Records that describe figures:

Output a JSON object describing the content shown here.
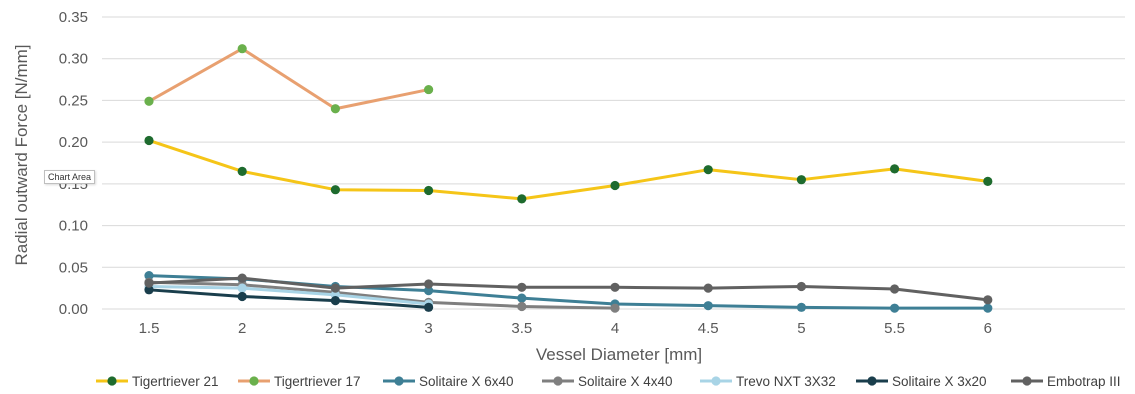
{
  "tooltip": "Chart Area",
  "chart_data": {
    "type": "line",
    "title": "",
    "xlabel": "Vessel Diameter [mm]",
    "ylabel": "Radial outward Force [N/mm]",
    "categories": [
      "1.5",
      "2",
      "2.5",
      "3",
      "3.5",
      "4",
      "4.5",
      "5",
      "5.5",
      "6"
    ],
    "ylim": [
      0,
      0.35
    ],
    "yticks": [
      "0.00",
      "0.05",
      "0.10",
      "0.15",
      "0.20",
      "0.25",
      "0.30",
      "0.35"
    ],
    "grid": true,
    "legend_position": "bottom",
    "series": [
      {
        "name": "Tigertriever 21",
        "color": "#f5c518",
        "marker": "#1e6b2e",
        "values": [
          0.202,
          0.165,
          0.143,
          0.142,
          0.132,
          0.148,
          0.167,
          0.155,
          0.168,
          0.153
        ]
      },
      {
        "name": "Tigertriever 17",
        "color": "#e8a070",
        "marker": "#6ab04c",
        "values": [
          0.249,
          0.312,
          0.24,
          0.263,
          null,
          null,
          null,
          null,
          null,
          null
        ]
      },
      {
        "name": "Solitaire X 6x40",
        "color": "#3e7f95",
        "marker": "#3e7f95",
        "values": [
          0.04,
          0.036,
          0.027,
          0.022,
          0.013,
          0.006,
          0.004,
          0.002,
          0.001,
          0.001
        ]
      },
      {
        "name": "Solitaire X 4x40",
        "color": "#7f7f7f",
        "marker": "#7f7f7f",
        "values": [
          0.032,
          0.029,
          0.02,
          0.008,
          0.003,
          0.001,
          null,
          null,
          null,
          null
        ]
      },
      {
        "name": "Trevo NXT 3X32",
        "color": "#a8d4e6",
        "marker": "#a8d4e6",
        "values": [
          0.027,
          0.025,
          0.017,
          0.006,
          null,
          null,
          null,
          null,
          null,
          null
        ]
      },
      {
        "name": "Solitaire X 3x20",
        "color": "#1a3e4c",
        "marker": "#1a3e4c",
        "values": [
          0.023,
          0.015,
          0.01,
          0.002,
          null,
          null,
          null,
          null,
          null,
          null
        ]
      },
      {
        "name": "Embotrap III",
        "color": "#616161",
        "marker": "#616161",
        "values": [
          0.031,
          0.037,
          0.025,
          0.03,
          0.026,
          0.026,
          0.025,
          0.027,
          0.024,
          0.011
        ]
      }
    ]
  }
}
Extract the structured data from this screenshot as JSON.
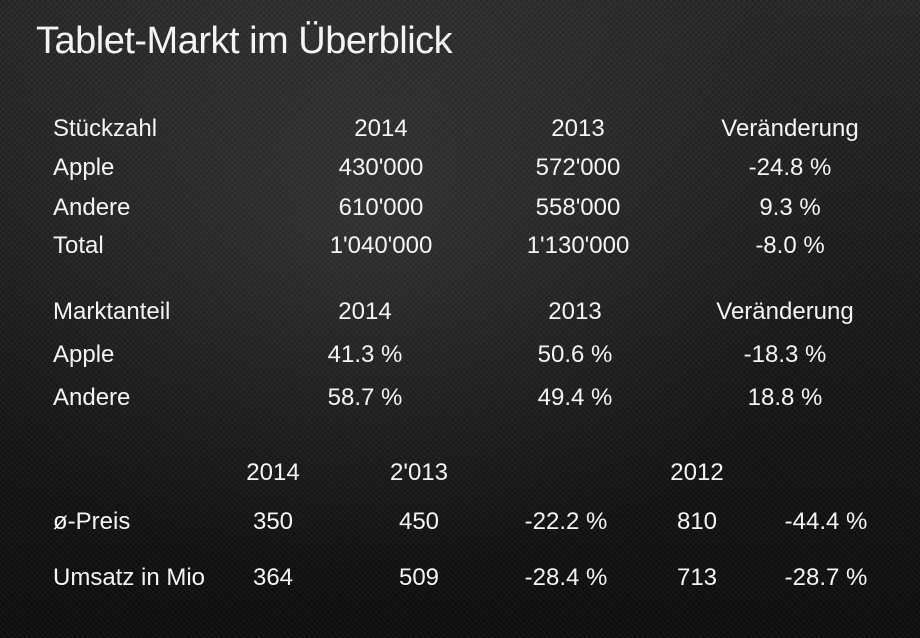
{
  "title": "Tablet-Markt im Überblick",
  "units_table": {
    "header": [
      "Stückzahl",
      "2014",
      "2013",
      "Veränderung"
    ],
    "rows": [
      [
        "Apple",
        "430'000",
        "572'000",
        "-24.8 %"
      ],
      [
        "Andere",
        "610'000",
        "558'000",
        "9.3 %"
      ],
      [
        "Total",
        "1'040'000",
        "1'130'000",
        "-8.0 %"
      ]
    ]
  },
  "share_table": {
    "header": [
      "Marktanteil",
      "2014",
      "2013",
      "Veränderung"
    ],
    "rows": [
      [
        "Apple",
        "41.3 %",
        "50.6 %",
        "-18.3 %"
      ],
      [
        "Andere",
        "58.7 %",
        "49.4 %",
        "18.8 %"
      ]
    ]
  },
  "price_table": {
    "header": [
      "",
      "2014",
      "2'013",
      "",
      "2012",
      ""
    ],
    "rows": [
      [
        "ø-Preis",
        "350",
        "450",
        "-22.2 %",
        "810",
        "-44.4 %"
      ],
      [
        "Umsatz in Mio",
        "364",
        "509",
        "-28.4 %",
        "713",
        "-28.7 %"
      ]
    ]
  }
}
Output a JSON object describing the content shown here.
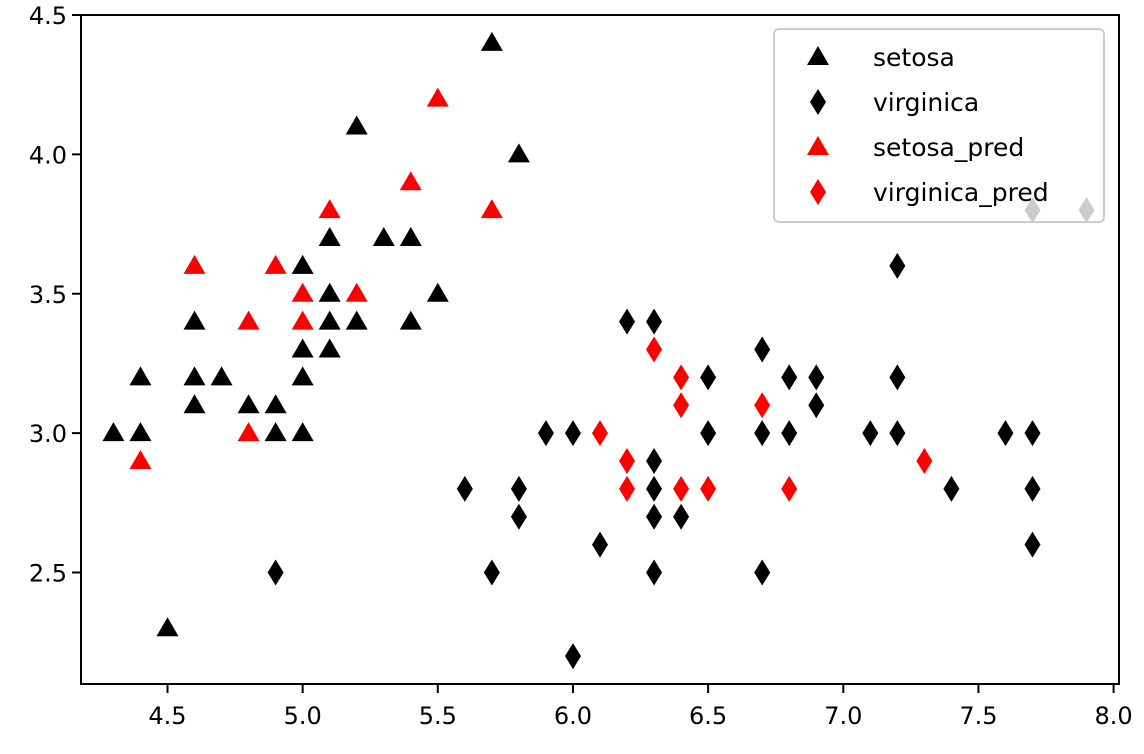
{
  "chart_data": {
    "type": "scatter",
    "title": "",
    "xlabel": "",
    "ylabel": "",
    "xlim": [
      4.18,
      8.02
    ],
    "ylim": [
      2.1,
      4.5
    ],
    "xticks": [
      "4.5",
      "5.0",
      "5.5",
      "6.0",
      "6.5",
      "7.0",
      "7.5",
      "8.0"
    ],
    "yticks": [
      "2.5",
      "3.0",
      "3.5",
      "4.0",
      "4.5"
    ],
    "grid": false,
    "legend_position": "top-right",
    "series": [
      {
        "name": "setosa",
        "marker": "triangle",
        "color": "#000000",
        "points": [
          [
            4.3,
            3.0
          ],
          [
            4.4,
            3.0
          ],
          [
            4.4,
            3.2
          ],
          [
            4.5,
            2.3
          ],
          [
            4.6,
            3.1
          ],
          [
            4.6,
            3.2
          ],
          [
            4.6,
            3.4
          ],
          [
            4.7,
            3.2
          ],
          [
            4.8,
            3.1
          ],
          [
            4.9,
            3.0
          ],
          [
            4.9,
            3.1
          ],
          [
            5.0,
            3.0
          ],
          [
            5.0,
            3.2
          ],
          [
            5.0,
            3.3
          ],
          [
            5.0,
            3.6
          ],
          [
            5.1,
            3.3
          ],
          [
            5.1,
            3.4
          ],
          [
            5.1,
            3.5
          ],
          [
            5.1,
            3.7
          ],
          [
            5.2,
            3.4
          ],
          [
            5.2,
            4.1
          ],
          [
            5.3,
            3.7
          ],
          [
            5.4,
            3.4
          ],
          [
            5.4,
            3.7
          ],
          [
            5.5,
            3.5
          ],
          [
            5.7,
            4.4
          ],
          [
            5.8,
            4.0
          ]
        ]
      },
      {
        "name": "virginica",
        "marker": "diamond",
        "color": "#000000",
        "points": [
          [
            4.9,
            2.5
          ],
          [
            5.6,
            2.8
          ],
          [
            5.7,
            2.5
          ],
          [
            5.8,
            2.7
          ],
          [
            5.8,
            2.8
          ],
          [
            5.9,
            3.0
          ],
          [
            6.0,
            2.2
          ],
          [
            6.0,
            3.0
          ],
          [
            6.1,
            2.6
          ],
          [
            6.2,
            3.4
          ],
          [
            6.3,
            2.5
          ],
          [
            6.3,
            2.7
          ],
          [
            6.3,
            2.8
          ],
          [
            6.3,
            2.9
          ],
          [
            6.3,
            3.4
          ],
          [
            6.4,
            2.7
          ],
          [
            6.5,
            3.0
          ],
          [
            6.5,
            3.2
          ],
          [
            6.7,
            2.5
          ],
          [
            6.7,
            3.0
          ],
          [
            6.7,
            3.3
          ],
          [
            6.8,
            3.0
          ],
          [
            6.8,
            3.2
          ],
          [
            6.9,
            3.1
          ],
          [
            6.9,
            3.2
          ],
          [
            7.1,
            3.0
          ],
          [
            7.2,
            3.0
          ],
          [
            7.2,
            3.2
          ],
          [
            7.2,
            3.6
          ],
          [
            7.4,
            2.8
          ],
          [
            7.6,
            3.0
          ],
          [
            7.7,
            2.6
          ],
          [
            7.7,
            2.8
          ],
          [
            7.7,
            3.0
          ],
          [
            7.7,
            3.8
          ],
          [
            7.9,
            3.8
          ]
        ]
      },
      {
        "name": "setosa_pred",
        "marker": "triangle",
        "color": "#ff0000",
        "points": [
          [
            4.4,
            2.9
          ],
          [
            4.6,
            3.6
          ],
          [
            4.8,
            3.0
          ],
          [
            4.8,
            3.4
          ],
          [
            4.9,
            3.6
          ],
          [
            5.0,
            3.4
          ],
          [
            5.0,
            3.5
          ],
          [
            5.1,
            3.8
          ],
          [
            5.2,
            3.5
          ],
          [
            5.4,
            3.9
          ],
          [
            5.5,
            4.2
          ],
          [
            5.7,
            3.8
          ]
        ]
      },
      {
        "name": "virginica_pred",
        "marker": "diamond",
        "color": "#ff0000",
        "points": [
          [
            6.1,
            3.0
          ],
          [
            6.2,
            2.8
          ],
          [
            6.2,
            2.9
          ],
          [
            6.3,
            3.3
          ],
          [
            6.4,
            2.8
          ],
          [
            6.4,
            3.1
          ],
          [
            6.4,
            3.2
          ],
          [
            6.5,
            2.8
          ],
          [
            6.7,
            3.1
          ],
          [
            6.8,
            2.8
          ],
          [
            7.3,
            2.9
          ]
        ]
      }
    ]
  }
}
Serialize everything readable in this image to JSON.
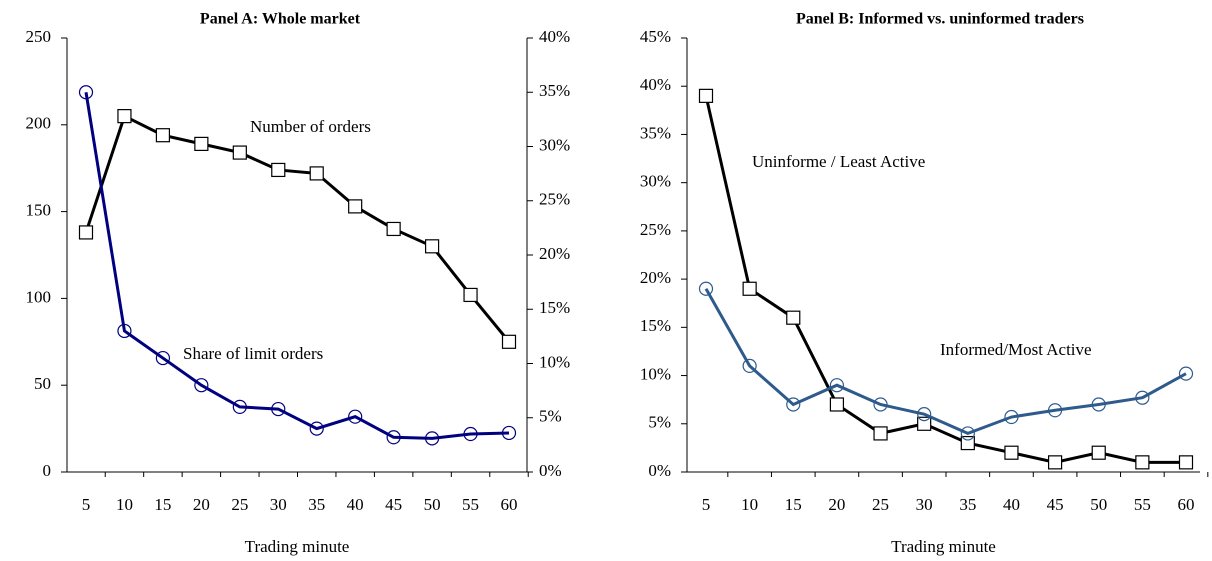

▶ [What you need to do] Provide only the count of lines in the data above that include the string "this".

▶ [The solution] 2